Check each line of the data for "title" and select those that have it.

— start of Input rows —

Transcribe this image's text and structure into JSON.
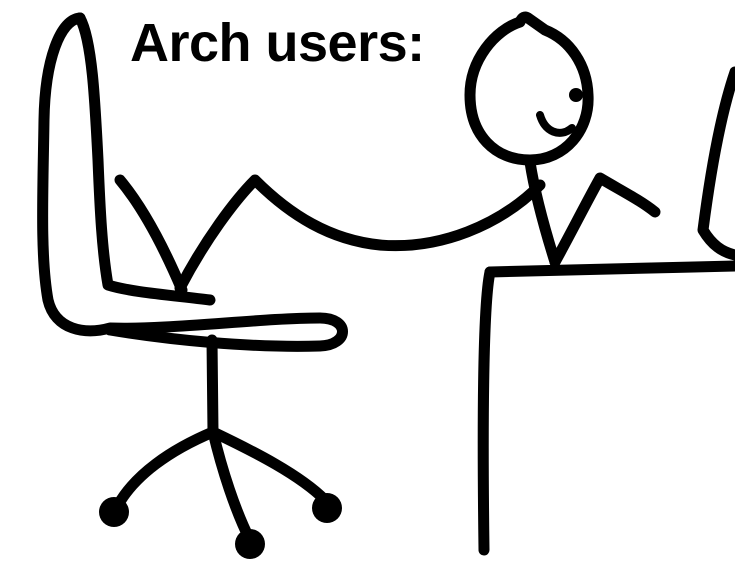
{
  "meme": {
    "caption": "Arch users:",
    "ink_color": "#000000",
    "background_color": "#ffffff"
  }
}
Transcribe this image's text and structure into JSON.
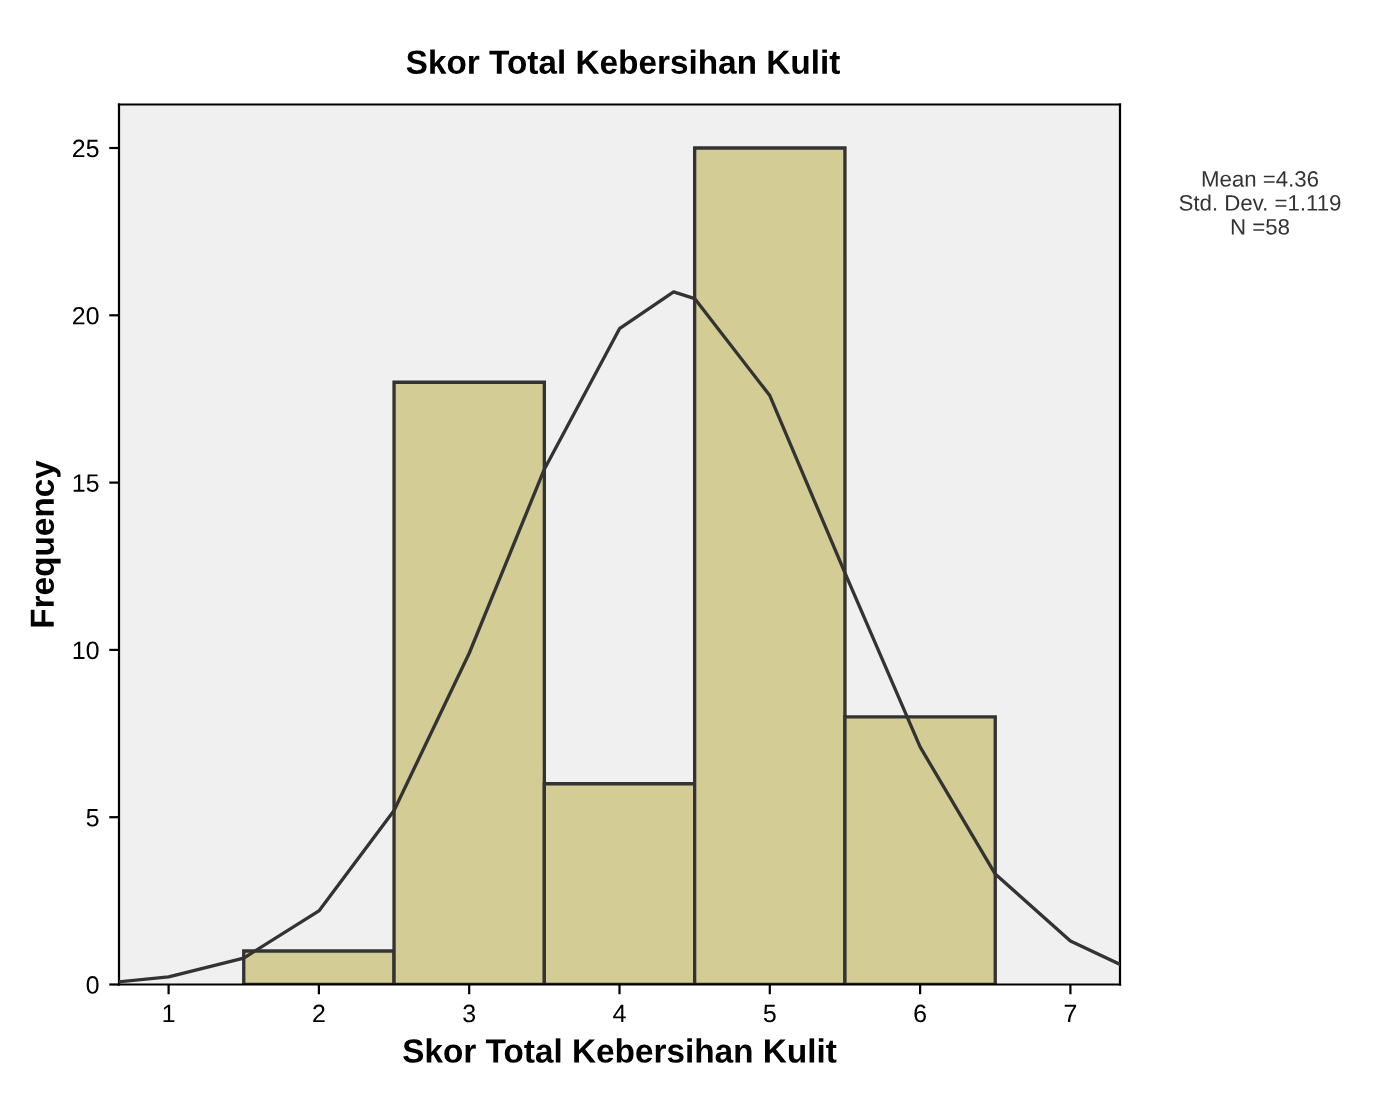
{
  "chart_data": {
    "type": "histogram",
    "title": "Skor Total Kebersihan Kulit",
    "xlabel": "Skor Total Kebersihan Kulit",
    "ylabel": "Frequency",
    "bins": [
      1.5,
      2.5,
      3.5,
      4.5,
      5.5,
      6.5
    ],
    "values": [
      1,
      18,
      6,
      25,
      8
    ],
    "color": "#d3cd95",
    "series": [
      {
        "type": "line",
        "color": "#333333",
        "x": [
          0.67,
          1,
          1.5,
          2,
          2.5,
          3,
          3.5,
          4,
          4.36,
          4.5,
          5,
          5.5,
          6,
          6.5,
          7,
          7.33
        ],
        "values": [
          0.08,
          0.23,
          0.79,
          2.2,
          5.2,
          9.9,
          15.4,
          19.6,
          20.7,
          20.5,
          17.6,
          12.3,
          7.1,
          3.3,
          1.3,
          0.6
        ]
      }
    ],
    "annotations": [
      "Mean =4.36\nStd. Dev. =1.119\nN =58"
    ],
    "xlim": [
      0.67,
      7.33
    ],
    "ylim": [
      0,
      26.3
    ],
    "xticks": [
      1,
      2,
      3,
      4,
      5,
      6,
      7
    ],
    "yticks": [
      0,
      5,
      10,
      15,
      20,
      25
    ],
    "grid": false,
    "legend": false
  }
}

— end of Input rows —
— start of Input rows —

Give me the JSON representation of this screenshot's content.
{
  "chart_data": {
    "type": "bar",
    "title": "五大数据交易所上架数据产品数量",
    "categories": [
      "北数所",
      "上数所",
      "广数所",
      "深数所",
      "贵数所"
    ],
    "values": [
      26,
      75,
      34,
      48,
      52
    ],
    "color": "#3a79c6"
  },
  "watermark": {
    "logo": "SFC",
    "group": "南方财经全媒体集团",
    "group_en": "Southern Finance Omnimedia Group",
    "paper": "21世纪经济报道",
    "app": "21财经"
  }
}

— end of Input rows —
— start of Input rows —

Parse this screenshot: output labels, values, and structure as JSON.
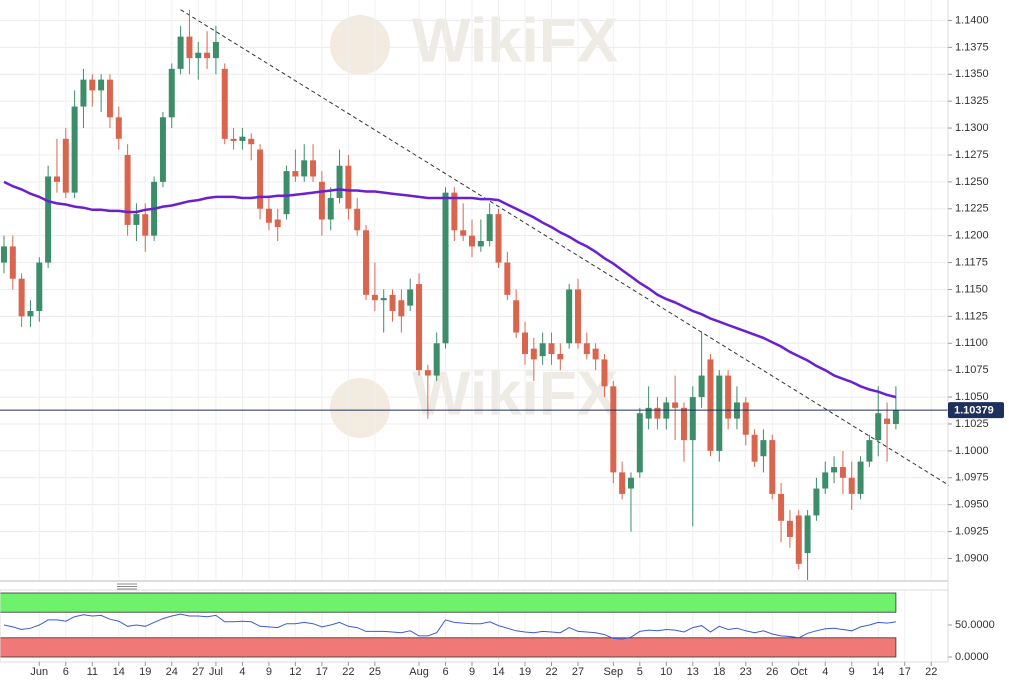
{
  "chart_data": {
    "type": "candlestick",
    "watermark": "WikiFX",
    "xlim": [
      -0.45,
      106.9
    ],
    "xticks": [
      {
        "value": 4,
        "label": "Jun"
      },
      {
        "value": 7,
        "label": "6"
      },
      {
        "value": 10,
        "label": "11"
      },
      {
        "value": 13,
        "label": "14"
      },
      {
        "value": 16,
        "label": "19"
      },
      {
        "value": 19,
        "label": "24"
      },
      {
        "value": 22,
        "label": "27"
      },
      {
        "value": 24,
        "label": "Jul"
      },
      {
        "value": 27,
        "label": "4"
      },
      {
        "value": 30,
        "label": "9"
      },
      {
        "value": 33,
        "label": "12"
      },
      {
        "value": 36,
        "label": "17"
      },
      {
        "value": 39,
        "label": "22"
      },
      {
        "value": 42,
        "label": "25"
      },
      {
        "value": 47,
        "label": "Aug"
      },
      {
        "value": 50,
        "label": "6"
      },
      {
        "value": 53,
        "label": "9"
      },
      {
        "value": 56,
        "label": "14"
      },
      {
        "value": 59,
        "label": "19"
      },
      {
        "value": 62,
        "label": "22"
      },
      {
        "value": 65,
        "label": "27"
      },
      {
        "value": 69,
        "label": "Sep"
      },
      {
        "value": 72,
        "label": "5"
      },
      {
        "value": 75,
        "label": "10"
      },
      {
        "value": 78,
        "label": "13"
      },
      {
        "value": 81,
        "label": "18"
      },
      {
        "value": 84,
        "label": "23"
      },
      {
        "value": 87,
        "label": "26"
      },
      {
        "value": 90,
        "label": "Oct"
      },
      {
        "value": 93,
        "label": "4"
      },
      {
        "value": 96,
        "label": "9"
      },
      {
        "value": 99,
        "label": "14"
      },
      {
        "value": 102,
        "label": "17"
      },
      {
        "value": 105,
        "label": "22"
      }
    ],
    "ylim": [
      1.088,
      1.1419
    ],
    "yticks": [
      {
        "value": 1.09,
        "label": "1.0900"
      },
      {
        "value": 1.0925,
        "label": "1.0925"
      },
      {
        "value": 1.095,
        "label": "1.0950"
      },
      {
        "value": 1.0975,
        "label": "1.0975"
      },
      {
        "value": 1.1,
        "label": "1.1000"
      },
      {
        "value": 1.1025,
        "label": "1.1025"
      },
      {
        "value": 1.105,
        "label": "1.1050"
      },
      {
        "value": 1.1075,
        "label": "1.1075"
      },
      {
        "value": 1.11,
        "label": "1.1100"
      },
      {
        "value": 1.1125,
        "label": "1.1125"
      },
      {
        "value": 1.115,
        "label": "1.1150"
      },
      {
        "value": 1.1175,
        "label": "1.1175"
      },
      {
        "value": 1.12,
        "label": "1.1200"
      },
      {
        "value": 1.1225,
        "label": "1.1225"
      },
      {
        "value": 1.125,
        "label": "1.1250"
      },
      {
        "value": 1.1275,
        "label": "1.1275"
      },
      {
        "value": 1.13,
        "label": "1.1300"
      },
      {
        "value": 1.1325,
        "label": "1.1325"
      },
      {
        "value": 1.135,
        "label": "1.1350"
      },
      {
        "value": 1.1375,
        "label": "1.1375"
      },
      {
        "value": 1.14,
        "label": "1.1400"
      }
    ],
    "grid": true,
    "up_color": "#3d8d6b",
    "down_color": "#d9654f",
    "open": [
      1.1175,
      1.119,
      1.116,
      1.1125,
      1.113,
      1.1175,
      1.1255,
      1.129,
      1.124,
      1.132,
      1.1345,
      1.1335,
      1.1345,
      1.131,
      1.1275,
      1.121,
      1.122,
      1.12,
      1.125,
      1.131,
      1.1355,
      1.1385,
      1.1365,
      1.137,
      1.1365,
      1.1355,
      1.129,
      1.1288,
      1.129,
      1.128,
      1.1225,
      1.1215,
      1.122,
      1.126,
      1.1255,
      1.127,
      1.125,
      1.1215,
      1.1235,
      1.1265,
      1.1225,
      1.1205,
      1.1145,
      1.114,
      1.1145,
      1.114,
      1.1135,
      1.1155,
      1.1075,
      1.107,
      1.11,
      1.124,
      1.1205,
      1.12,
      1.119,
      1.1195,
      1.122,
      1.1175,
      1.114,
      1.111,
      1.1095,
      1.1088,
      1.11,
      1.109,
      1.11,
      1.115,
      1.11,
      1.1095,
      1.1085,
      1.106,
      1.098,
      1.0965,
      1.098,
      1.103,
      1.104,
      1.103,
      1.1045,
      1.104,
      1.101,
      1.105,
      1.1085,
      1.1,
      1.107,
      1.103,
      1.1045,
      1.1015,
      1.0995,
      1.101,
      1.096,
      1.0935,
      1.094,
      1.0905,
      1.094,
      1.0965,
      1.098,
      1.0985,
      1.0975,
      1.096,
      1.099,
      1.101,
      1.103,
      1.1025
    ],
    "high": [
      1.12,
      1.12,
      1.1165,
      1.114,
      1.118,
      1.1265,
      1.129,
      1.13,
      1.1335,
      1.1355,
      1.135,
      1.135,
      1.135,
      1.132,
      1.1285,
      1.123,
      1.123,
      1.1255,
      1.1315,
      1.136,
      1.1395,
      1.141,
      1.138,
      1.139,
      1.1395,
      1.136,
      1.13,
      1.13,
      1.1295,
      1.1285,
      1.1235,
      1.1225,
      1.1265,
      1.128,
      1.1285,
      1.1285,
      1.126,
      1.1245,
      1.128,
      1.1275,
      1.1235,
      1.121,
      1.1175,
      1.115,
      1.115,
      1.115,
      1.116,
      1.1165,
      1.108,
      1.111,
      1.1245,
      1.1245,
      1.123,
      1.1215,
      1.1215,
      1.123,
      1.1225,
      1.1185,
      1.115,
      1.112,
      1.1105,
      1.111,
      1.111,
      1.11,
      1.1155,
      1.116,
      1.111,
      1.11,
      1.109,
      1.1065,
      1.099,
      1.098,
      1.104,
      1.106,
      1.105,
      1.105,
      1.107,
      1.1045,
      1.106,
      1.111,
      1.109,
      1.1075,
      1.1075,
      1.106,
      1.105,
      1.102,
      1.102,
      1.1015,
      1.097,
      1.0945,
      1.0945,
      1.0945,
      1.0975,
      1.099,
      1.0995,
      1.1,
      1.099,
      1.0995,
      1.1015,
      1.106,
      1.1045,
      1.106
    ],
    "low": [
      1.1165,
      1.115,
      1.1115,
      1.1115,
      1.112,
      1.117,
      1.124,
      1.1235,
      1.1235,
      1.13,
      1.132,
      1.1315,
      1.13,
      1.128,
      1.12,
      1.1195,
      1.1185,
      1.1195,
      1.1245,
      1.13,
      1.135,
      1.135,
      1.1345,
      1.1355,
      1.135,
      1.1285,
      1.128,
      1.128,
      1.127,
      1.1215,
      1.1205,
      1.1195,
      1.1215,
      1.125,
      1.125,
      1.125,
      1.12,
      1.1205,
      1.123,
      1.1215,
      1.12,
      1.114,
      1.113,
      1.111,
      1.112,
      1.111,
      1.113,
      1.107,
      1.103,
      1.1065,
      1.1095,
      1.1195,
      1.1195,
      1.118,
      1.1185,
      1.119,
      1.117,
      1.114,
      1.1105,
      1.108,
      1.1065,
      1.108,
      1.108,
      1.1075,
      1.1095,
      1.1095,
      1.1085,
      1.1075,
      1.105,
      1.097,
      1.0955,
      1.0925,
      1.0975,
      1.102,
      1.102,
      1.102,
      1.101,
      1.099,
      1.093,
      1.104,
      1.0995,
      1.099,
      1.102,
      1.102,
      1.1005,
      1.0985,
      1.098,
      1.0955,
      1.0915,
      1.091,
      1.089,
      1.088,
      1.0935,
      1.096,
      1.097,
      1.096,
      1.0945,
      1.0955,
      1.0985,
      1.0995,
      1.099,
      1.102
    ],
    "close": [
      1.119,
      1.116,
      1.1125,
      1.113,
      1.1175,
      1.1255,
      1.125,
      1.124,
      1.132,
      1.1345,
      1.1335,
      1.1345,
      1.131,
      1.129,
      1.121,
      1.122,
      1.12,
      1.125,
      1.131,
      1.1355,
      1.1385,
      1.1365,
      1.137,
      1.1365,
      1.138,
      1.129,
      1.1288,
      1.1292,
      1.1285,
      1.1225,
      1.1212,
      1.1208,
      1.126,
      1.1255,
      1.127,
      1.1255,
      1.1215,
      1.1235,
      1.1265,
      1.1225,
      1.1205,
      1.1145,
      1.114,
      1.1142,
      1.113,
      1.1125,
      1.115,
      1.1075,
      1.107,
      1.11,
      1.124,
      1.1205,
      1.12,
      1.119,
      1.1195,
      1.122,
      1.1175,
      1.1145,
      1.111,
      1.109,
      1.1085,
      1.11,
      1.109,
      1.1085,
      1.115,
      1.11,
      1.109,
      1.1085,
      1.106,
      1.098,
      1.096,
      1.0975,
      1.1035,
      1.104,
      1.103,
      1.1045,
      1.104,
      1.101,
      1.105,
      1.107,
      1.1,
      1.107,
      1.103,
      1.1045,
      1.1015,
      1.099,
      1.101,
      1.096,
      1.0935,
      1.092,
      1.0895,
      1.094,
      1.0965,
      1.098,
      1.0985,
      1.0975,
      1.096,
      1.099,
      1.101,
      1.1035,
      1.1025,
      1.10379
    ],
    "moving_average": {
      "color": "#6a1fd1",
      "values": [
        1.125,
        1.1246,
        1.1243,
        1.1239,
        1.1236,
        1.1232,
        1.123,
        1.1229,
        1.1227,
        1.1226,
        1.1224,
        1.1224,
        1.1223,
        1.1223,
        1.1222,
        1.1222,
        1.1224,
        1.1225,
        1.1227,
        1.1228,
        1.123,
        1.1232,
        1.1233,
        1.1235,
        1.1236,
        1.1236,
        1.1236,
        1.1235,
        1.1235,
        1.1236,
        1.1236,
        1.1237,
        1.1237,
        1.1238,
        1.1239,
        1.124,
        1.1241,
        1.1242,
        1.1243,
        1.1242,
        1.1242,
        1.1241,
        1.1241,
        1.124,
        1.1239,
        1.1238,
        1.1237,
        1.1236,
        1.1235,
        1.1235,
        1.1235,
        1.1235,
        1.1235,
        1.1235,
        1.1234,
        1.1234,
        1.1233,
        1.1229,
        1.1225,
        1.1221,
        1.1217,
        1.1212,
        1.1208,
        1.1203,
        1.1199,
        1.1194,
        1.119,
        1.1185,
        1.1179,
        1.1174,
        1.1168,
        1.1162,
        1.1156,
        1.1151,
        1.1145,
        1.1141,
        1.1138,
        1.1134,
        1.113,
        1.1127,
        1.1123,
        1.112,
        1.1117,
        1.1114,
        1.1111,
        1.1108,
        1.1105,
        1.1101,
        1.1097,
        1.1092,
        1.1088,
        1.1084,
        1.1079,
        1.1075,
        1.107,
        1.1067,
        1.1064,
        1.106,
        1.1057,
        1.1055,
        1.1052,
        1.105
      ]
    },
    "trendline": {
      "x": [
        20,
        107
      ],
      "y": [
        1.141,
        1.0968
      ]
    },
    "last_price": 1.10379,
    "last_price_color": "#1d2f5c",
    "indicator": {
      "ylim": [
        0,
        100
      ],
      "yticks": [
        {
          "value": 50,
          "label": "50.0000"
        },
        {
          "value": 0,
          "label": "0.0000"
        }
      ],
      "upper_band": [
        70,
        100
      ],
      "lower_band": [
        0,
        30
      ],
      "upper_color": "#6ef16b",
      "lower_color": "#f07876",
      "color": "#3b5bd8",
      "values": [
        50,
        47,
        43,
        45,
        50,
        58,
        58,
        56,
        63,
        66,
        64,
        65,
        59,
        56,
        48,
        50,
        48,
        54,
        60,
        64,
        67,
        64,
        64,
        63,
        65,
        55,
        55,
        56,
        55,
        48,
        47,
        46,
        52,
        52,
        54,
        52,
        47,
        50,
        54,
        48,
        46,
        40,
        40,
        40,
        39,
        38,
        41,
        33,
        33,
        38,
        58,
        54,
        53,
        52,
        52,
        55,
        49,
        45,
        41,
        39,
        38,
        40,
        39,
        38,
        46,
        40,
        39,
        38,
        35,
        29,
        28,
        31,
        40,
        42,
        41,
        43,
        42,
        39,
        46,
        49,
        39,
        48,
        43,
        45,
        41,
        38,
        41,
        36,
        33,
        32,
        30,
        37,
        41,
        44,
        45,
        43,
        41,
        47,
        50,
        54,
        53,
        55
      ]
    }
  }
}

— end of Input rows —

Final answer =>
    "title": "Skor Total Kebersihan Kulit",
    "title": "五大数据交易所上架数据产品数量",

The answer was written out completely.